▸ **STATED TASK**: Reproduce the listing verbatim.

::: DATA

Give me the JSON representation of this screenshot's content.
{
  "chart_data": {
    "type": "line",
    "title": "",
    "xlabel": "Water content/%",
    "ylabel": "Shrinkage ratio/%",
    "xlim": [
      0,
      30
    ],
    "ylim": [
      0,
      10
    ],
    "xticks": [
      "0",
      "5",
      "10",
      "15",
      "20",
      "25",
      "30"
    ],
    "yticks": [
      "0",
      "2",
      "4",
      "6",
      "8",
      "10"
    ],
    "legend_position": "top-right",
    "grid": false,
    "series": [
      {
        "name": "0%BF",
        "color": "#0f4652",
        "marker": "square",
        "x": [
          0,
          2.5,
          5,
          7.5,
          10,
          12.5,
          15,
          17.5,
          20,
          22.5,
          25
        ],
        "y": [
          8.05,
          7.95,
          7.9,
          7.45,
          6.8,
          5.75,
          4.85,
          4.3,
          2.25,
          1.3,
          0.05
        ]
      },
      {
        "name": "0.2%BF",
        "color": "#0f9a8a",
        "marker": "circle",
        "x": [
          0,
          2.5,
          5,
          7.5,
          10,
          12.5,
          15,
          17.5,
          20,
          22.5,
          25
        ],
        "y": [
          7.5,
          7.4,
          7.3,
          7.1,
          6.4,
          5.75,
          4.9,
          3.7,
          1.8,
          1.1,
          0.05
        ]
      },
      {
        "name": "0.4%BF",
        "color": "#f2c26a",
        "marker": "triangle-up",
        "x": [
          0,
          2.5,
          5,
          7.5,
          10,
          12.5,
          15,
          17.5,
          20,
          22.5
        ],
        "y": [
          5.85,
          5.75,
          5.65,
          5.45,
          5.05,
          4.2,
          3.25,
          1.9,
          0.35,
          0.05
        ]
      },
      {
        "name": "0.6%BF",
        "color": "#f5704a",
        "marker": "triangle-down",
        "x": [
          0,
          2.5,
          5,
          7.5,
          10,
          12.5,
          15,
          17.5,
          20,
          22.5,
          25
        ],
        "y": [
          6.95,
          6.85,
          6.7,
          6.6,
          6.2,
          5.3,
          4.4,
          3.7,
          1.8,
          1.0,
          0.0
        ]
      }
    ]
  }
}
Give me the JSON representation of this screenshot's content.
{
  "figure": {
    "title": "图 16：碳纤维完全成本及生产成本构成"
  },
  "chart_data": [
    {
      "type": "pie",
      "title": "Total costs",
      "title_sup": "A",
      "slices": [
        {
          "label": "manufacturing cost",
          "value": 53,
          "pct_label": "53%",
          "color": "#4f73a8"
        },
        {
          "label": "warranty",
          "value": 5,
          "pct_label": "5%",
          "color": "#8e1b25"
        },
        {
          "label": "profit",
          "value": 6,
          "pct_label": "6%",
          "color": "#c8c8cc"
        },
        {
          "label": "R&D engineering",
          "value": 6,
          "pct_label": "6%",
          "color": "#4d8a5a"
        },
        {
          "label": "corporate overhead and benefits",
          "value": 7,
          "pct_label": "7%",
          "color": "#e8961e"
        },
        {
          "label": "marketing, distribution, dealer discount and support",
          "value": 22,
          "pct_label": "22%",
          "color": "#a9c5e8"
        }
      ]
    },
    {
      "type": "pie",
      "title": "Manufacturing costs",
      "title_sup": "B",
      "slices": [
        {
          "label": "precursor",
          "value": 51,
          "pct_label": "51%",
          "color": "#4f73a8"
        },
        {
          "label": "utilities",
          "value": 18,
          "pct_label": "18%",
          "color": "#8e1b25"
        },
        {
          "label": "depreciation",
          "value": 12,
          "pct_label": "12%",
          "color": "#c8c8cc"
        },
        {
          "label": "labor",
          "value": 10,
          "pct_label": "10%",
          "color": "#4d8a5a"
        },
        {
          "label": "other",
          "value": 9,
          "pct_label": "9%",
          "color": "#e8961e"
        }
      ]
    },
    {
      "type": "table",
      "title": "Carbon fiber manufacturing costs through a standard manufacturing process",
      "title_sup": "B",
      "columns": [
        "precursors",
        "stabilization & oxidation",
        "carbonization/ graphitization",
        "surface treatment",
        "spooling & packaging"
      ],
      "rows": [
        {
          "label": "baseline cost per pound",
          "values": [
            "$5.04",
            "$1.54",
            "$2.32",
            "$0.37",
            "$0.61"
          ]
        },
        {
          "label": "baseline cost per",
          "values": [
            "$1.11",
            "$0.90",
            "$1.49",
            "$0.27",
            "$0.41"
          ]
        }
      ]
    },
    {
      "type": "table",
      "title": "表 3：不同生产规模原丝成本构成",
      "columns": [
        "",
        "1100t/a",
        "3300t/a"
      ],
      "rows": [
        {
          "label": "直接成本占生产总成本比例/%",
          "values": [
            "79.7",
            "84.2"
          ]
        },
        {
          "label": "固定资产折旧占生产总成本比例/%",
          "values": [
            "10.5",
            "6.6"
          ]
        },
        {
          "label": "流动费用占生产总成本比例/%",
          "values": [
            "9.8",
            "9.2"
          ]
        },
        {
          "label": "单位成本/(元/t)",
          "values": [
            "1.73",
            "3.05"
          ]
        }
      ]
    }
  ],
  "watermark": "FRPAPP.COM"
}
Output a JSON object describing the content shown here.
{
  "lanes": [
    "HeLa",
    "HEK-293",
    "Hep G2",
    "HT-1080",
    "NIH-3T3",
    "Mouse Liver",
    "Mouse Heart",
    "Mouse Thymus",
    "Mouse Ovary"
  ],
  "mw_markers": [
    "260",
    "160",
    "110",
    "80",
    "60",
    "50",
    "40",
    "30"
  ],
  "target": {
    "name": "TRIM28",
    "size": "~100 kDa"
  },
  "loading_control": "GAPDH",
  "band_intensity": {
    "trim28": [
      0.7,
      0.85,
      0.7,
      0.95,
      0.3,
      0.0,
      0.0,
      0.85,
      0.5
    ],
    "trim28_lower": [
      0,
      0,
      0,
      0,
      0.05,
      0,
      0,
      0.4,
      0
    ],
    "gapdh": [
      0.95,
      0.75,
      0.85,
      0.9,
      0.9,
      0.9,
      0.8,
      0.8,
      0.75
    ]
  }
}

::::::

▸ **FINAL RESULT**:
Give me the JSON representation of this screenshot's content.
{
  "chart_data": {
    "type": "line",
    "title": "",
    "xlabel": "Water content/%",
    "ylabel": "Shrinkage ratio/%",
    "xlim": [
      0,
      30
    ],
    "ylim": [
      0,
      10
    ],
    "xticks": [
      "0",
      "5",
      "10",
      "15",
      "20",
      "25",
      "30"
    ],
    "yticks": [
      "0",
      "2",
      "4",
      "6",
      "8",
      "10"
    ],
    "legend_position": "top-right",
    "grid": false,
    "series": [
      {
        "name": "0%BF",
        "color": "#0f4652",
        "marker": "square",
        "x": [
          0,
          2.5,
          5,
          7.5,
          10,
          12.5,
          15,
          17.5,
          20,
          22.5,
          25
        ],
        "y": [
          8.05,
          7.95,
          7.9,
          7.45,
          6.8,
          5.75,
          4.85,
          4.3,
          2.25,
          1.3,
          0.05
        ]
      },
      {
        "name": "0.2%BF",
        "color": "#0f9a8a",
        "marker": "circle",
        "x": [
          0,
          2.5,
          5,
          7.5,
          10,
          12.5,
          15,
          17.5,
          20,
          22.5,
          25
        ],
        "y": [
          7.5,
          7.4,
          7.3,
          7.1,
          6.4,
          5.75,
          4.9,
          3.7,
          1.8,
          1.1,
          0.05
        ]
      },
      {
        "name": "0.4%BF",
        "color": "#f2c26a",
        "marker": "triangle-up",
        "x": [
          0,
          2.5,
          5,
          7.5,
          10,
          12.5,
          15,
          17.5,
          20,
          22.5
        ],
        "y": [
          5.85,
          5.75,
          5.65,
          5.45,
          5.05,
          4.2,
          3.25,
          1.9,
          0.35,
          0.05
        ]
      },
      {
        "name": "0.6%BF",
        "color": "#f5704a",
        "marker": "triangle-down",
        "x": [
          0,
          2.5,
          5,
          7.5,
          10,
          12.5,
          15,
          17.5,
          20,
          22.5,
          25
        ],
        "y": [
          6.95,
          6.85,
          6.7,
          6.6,
          6.2,
          5.3,
          4.4,
          3.7,
          1.8,
          1.0,
          0.0
        ]
      }
    ]
  }
}
Give me the JSON representation of this screenshot's content.
{
  "figure": {
    "title": "图 16：碳纤维完全成本及生产成本构成"
  },
  "chart_data": [
    {
      "type": "pie",
      "title": "Total costs",
      "title_sup": "A",
      "slices": [
        {
          "label": "manufacturing cost",
          "value": 53,
          "pct_label": "53%",
          "color": "#4f73a8"
        },
        {
          "label": "warranty",
          "value": 5,
          "pct_label": "5%",
          "color": "#8e1b25"
        },
        {
          "label": "profit",
          "value": 6,
          "pct_label": "6%",
          "color": "#c8c8cc"
        },
        {
          "label": "R&D engineering",
          "value": 6,
          "pct_label": "6%",
          "color": "#4d8a5a"
        },
        {
          "label": "corporate overhead and benefits",
          "value": 7,
          "pct_label": "7%",
          "color": "#e8961e"
        },
        {
          "label": "marketing, distribution, dealer discount and support",
          "value": 22,
          "pct_label": "22%",
          "color": "#a9c5e8"
        }
      ]
    },
    {
      "type": "pie",
      "title": "Manufacturing costs",
      "title_sup": "B",
      "slices": [
        {
          "label": "precursor",
          "value": 51,
          "pct_label": "51%",
          "color": "#4f73a8"
        },
        {
          "label": "utilities",
          "value": 18,
          "pct_label": "18%",
          "color": "#8e1b25"
        },
        {
          "label": "depreciation",
          "value": 12,
          "pct_label": "12%",
          "color": "#c8c8cc"
        },
        {
          "label": "labor",
          "value": 10,
          "pct_label": "10%",
          "color": "#4d8a5a"
        },
        {
          "label": "other",
          "value": 9,
          "pct_label": "9%",
          "color": "#e8961e"
        }
      ]
    },
    {
      "type": "table",
      "title": "Carbon fiber manufacturing costs through a standard manufacturing process",
      "title_sup": "B",
      "columns": [
        "precursors",
        "stabilization & oxidation",
        "carbonization/ graphitization",
        "surface treatment",
        "spooling & packaging"
      ],
      "rows": [
        {
          "label": "baseline cost per pound",
          "values": [
            "$5.04",
            "$1.54",
            "$2.32",
            "$0.37",
            "$0.61"
          ]
        },
        {
          "label": "baseline cost per",
          "values": [
            "$1.11",
            "$0.90",
            "$1.49",
            "$0.27",
            "$0.41"
          ]
        }
      ]
    },
    {
      "type": "table",
      "title": "表 3：不同生产规模原丝成本构成",
      "columns": [
        "",
        "1100t/a",
        "3300t/a"
      ],
      "rows": [
        {
          "label": "直接成本占生产总成本比例/%",
          "values": [
            "79.7",
            "84.2"
          ]
        },
        {
          "label": "固定资产折旧占生产总成本比例/%",
          "values": [
            "10.5",
            "6.6"
          ]
        },
        {
          "label": "流动费用占生产总成本比例/%",
          "values": [
            "9.8",
            "9.2"
          ]
        },
        {
          "label": "单位成本/(元/t)",
          "values": [
            "1.73",
            "3.05"
          ]
        }
      ]
    }
  ],
  "watermark": "FRPAPP.COM"
}
Output a JSON object describing the content shown here.
{
  "lanes": [
    "HeLa",
    "HEK-293",
    "Hep G2",
    "HT-1080",
    "NIH-3T3",
    "Mouse Liver",
    "Mouse Heart",
    "Mouse Thymus",
    "Mouse Ovary"
  ],
  "mw_markers": [
    "260",
    "160",
    "110",
    "80",
    "60",
    "50",
    "40",
    "30"
  ],
  "target": {
    "name": "TRIM28",
    "size": "~100 kDa"
  },
  "loading_control": "GAPDH",
  "band_intensity": {
    "trim28": [
      0.7,
      0.85,
      0.7,
      0.95,
      0.3,
      0.0,
      0.0,
      0.85,
      0.5
    ],
    "trim28_lower": [
      0,
      0,
      0,
      0,
      0.05,
      0,
      0,
      0.4,
      0
    ],
    "gapdh": [
      0.95,
      0.75,
      0.85,
      0.9,
      0.9,
      0.9,
      0.8,
      0.8,
      0.75
    ]
  }
}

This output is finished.